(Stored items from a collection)
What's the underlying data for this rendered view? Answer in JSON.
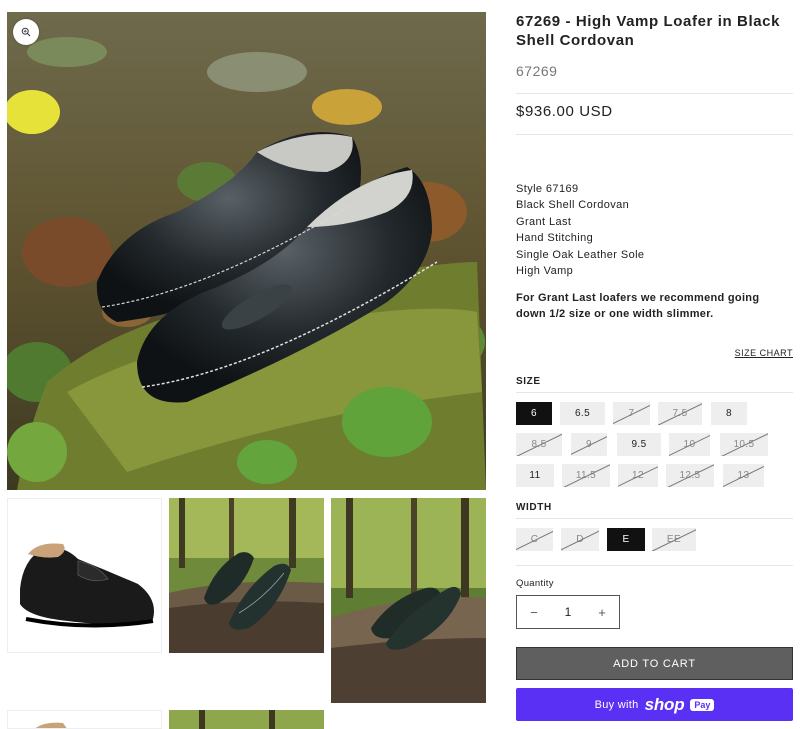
{
  "product": {
    "title": "67269 - High Vamp Loafer in Black Shell Cordovan",
    "sku": "67269",
    "price": "$936.00 USD",
    "description": [
      "Style 67169",
      "Black Shell Cordovan",
      "Grant Last",
      "Hand Stitching",
      "Single Oak Leather Sole",
      "High Vamp"
    ],
    "fit_note": "For Grant Last loafers we recommend going down 1/2 size or one width slimmer.",
    "size_chart_label": "SIZE CHART"
  },
  "options": {
    "size_label": "SIZE",
    "sizes": [
      {
        "label": "6",
        "state": "selected"
      },
      {
        "label": "6.5",
        "state": "available"
      },
      {
        "label": "7",
        "state": "unavailable"
      },
      {
        "label": "7.5",
        "state": "unavailable"
      },
      {
        "label": "8",
        "state": "available"
      },
      {
        "label": "8.5",
        "state": "unavailable"
      },
      {
        "label": "9",
        "state": "unavailable"
      },
      {
        "label": "9.5",
        "state": "available"
      },
      {
        "label": "10",
        "state": "unavailable"
      },
      {
        "label": "10.5",
        "state": "unavailable"
      },
      {
        "label": "11",
        "state": "available"
      },
      {
        "label": "11.5",
        "state": "unavailable"
      },
      {
        "label": "12",
        "state": "unavailable"
      },
      {
        "label": "12.5",
        "state": "unavailable"
      },
      {
        "label": "13",
        "state": "unavailable"
      }
    ],
    "width_label": "WIDTH",
    "widths": [
      {
        "label": "C",
        "state": "unavailable"
      },
      {
        "label": "D",
        "state": "unavailable"
      },
      {
        "label": "E",
        "state": "selected"
      },
      {
        "label": "EE",
        "state": "unavailable"
      }
    ]
  },
  "quantity": {
    "label": "Quantity",
    "value": "1",
    "minus": "−",
    "plus": "+"
  },
  "buttons": {
    "add_to_cart": "ADD TO CART",
    "buy_with": "Buy with",
    "shop": "shop",
    "pay": "Pay"
  },
  "colors": {
    "accent": "#5a31f4",
    "selected": "#111111",
    "chip_bg": "#eeeeee"
  }
}
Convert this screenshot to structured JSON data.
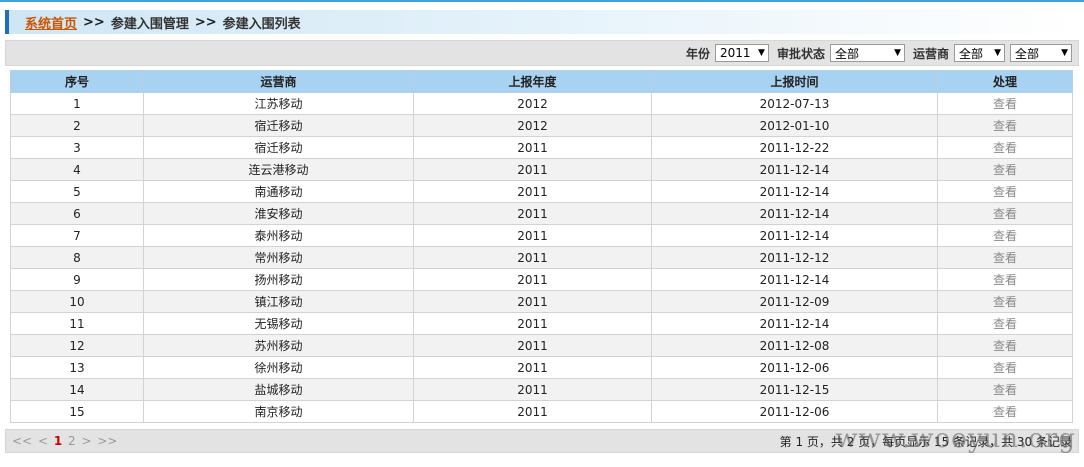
{
  "breadcrumb": {
    "home": "系统首页",
    "sep1": ">>",
    "level2": "参建入围管理",
    "sep2": ">>",
    "level3": "参建入围列表"
  },
  "filters": {
    "year_label": "年份",
    "year_value": "2011",
    "status_label": "审批状态",
    "status_value": "全部",
    "carrier_label": "运营商",
    "carrier_value": "全部",
    "other_value": "全部"
  },
  "table": {
    "headers": [
      "序号",
      "运营商",
      "上报年度",
      "上报时间",
      "处理"
    ],
    "rows": [
      {
        "no": "1",
        "carrier": "江苏移动",
        "year": "2012",
        "date": "2012-07-13",
        "action": "查看"
      },
      {
        "no": "2",
        "carrier": "宿迁移动",
        "year": "2012",
        "date": "2012-01-10",
        "action": "查看"
      },
      {
        "no": "3",
        "carrier": "宿迁移动",
        "year": "2011",
        "date": "2011-12-22",
        "action": "查看"
      },
      {
        "no": "4",
        "carrier": "连云港移动",
        "year": "2011",
        "date": "2011-12-14",
        "action": "查看"
      },
      {
        "no": "5",
        "carrier": "南通移动",
        "year": "2011",
        "date": "2011-12-14",
        "action": "查看"
      },
      {
        "no": "6",
        "carrier": "淮安移动",
        "year": "2011",
        "date": "2011-12-14",
        "action": "查看"
      },
      {
        "no": "7",
        "carrier": "泰州移动",
        "year": "2011",
        "date": "2011-12-14",
        "action": "查看"
      },
      {
        "no": "8",
        "carrier": "常州移动",
        "year": "2011",
        "date": "2011-12-12",
        "action": "查看"
      },
      {
        "no": "9",
        "carrier": "扬州移动",
        "year": "2011",
        "date": "2011-12-14",
        "action": "查看"
      },
      {
        "no": "10",
        "carrier": "镇江移动",
        "year": "2011",
        "date": "2011-12-09",
        "action": "查看"
      },
      {
        "no": "11",
        "carrier": "无锡移动",
        "year": "2011",
        "date": "2011-12-14",
        "action": "查看"
      },
      {
        "no": "12",
        "carrier": "苏州移动",
        "year": "2011",
        "date": "2011-12-08",
        "action": "查看"
      },
      {
        "no": "13",
        "carrier": "徐州移动",
        "year": "2011",
        "date": "2011-12-06",
        "action": "查看"
      },
      {
        "no": "14",
        "carrier": "盐城移动",
        "year": "2011",
        "date": "2011-12-15",
        "action": "查看"
      },
      {
        "no": "15",
        "carrier": "南京移动",
        "year": "2011",
        "date": "2011-12-06",
        "action": "查看"
      }
    ]
  },
  "pager": {
    "first": "<<",
    "prev": "<",
    "page1": "1",
    "page2": "2",
    "next": ">",
    "last": ">>",
    "info": "第 1 页，共 2 页，每页显示 15 条记录，共 30 条记录"
  },
  "watermark": "www.wooyun.org",
  "colors": {
    "header_bg": "#a8d2f2",
    "accent": "#1f6fb2",
    "home_link": "#cc5500",
    "current_page": "#cc0000"
  }
}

* _Given instruction_:
Give back each entry exactly as it appears, with no pictures.

* _Result_:
What's the underlying data for this rendered view? Answer in JSON.
{
  "product": {
    "title": "67269 - High Vamp Loafer in Black Shell Cordovan",
    "sku": "67269",
    "price": "$936.00 USD",
    "description": [
      "Style 67169",
      "Black Shell Cordovan",
      "Grant Last",
      "Hand Stitching",
      "Single Oak Leather Sole",
      "High Vamp"
    ],
    "fit_note": "For Grant Last loafers we recommend going down 1/2 size or one width slimmer.",
    "size_chart_label": "SIZE CHART"
  },
  "options": {
    "size_label": "SIZE",
    "sizes": [
      {
        "label": "6",
        "state": "selected"
      },
      {
        "label": "6.5",
        "state": "available"
      },
      {
        "label": "7",
        "state": "unavailable"
      },
      {
        "label": "7.5",
        "state": "unavailable"
      },
      {
        "label": "8",
        "state": "available"
      },
      {
        "label": "8.5",
        "state": "unavailable"
      },
      {
        "label": "9",
        "state": "unavailable"
      },
      {
        "label": "9.5",
        "state": "available"
      },
      {
        "label": "10",
        "state": "unavailable"
      },
      {
        "label": "10.5",
        "state": "unavailable"
      },
      {
        "label": "11",
        "state": "available"
      },
      {
        "label": "11.5",
        "state": "unavailable"
      },
      {
        "label": "12",
        "state": "unavailable"
      },
      {
        "label": "12.5",
        "state": "unavailable"
      },
      {
        "label": "13",
        "state": "unavailable"
      }
    ],
    "width_label": "WIDTH",
    "widths": [
      {
        "label": "C",
        "state": "unavailable"
      },
      {
        "label": "D",
        "state": "unavailable"
      },
      {
        "label": "E",
        "state": "selected"
      },
      {
        "label": "EE",
        "state": "unavailable"
      }
    ]
  },
  "quantity": {
    "label": "Quantity",
    "value": "1",
    "minus": "−",
    "plus": "+"
  },
  "buttons": {
    "add_to_cart": "ADD TO CART",
    "buy_with": "Buy with",
    "shop": "shop",
    "pay": "Pay"
  },
  "colors": {
    "accent": "#5a31f4",
    "selected": "#111111",
    "chip_bg": "#eeeeee"
  }
}
Convert this screenshot to structured JSON data.
{
  "breadcrumb": {
    "home": "系统首页",
    "sep1": ">>",
    "level2": "参建入围管理",
    "sep2": ">>",
    "level3": "参建入围列表"
  },
  "filters": {
    "year_label": "年份",
    "year_value": "2011",
    "status_label": "审批状态",
    "status_value": "全部",
    "carrier_label": "运营商",
    "carrier_value": "全部",
    "other_value": "全部"
  },
  "table": {
    "headers": [
      "序号",
      "运营商",
      "上报年度",
      "上报时间",
      "处理"
    ],
    "rows": [
      {
        "no": "1",
        "carrier": "江苏移动",
        "year": "2012",
        "date": "2012-07-13",
        "action": "查看"
      },
      {
        "no": "2",
        "carrier": "宿迁移动",
        "year": "2012",
        "date": "2012-01-10",
        "action": "查看"
      },
      {
        "no": "3",
        "carrier": "宿迁移动",
        "year": "2011",
        "date": "2011-12-22",
        "action": "查看"
      },
      {
        "no": "4",
        "carrier": "连云港移动",
        "year": "2011",
        "date": "2011-12-14",
        "action": "查看"
      },
      {
        "no": "5",
        "carrier": "南通移动",
        "year": "2011",
        "date": "2011-12-14",
        "action": "查看"
      },
      {
        "no": "6",
        "carrier": "淮安移动",
        "year": "2011",
        "date": "2011-12-14",
        "action": "查看"
      },
      {
        "no": "7",
        "carrier": "泰州移动",
        "year": "2011",
        "date": "2011-12-14",
        "action": "查看"
      },
      {
        "no": "8",
        "carrier": "常州移动",
        "year": "2011",
        "date": "2011-12-12",
        "action": "查看"
      },
      {
        "no": "9",
        "carrier": "扬州移动",
        "year": "2011",
        "date": "2011-12-14",
        "action": "查看"
      },
      {
        "no": "10",
        "carrier": "镇江移动",
        "year": "2011",
        "date": "2011-12-09",
        "action": "查看"
      },
      {
        "no": "11",
        "carrier": "无锡移动",
        "year": "2011",
        "date": "2011-12-14",
        "action": "查看"
      },
      {
        "no": "12",
        "carrier": "苏州移动",
        "year": "2011",
        "date": "2011-12-08",
        "action": "查看"
      },
      {
        "no": "13",
        "carrier": "徐州移动",
        "year": "2011",
        "date": "2011-12-06",
        "action": "查看"
      },
      {
        "no": "14",
        "carrier": "盐城移动",
        "year": "2011",
        "date": "2011-12-15",
        "action": "查看"
      },
      {
        "no": "15",
        "carrier": "南京移动",
        "year": "2011",
        "date": "2011-12-06",
        "action": "查看"
      }
    ]
  },
  "pager": {
    "first": "<<",
    "prev": "<",
    "page1": "1",
    "page2": "2",
    "next": ">",
    "last": ">>",
    "info": "第 1 页，共 2 页，每页显示 15 条记录，共 30 条记录"
  },
  "watermark": "www.wooyun.org",
  "colors": {
    "header_bg": "#a8d2f2",
    "accent": "#1f6fb2",
    "home_link": "#cc5500",
    "current_page": "#cc0000"
  }
}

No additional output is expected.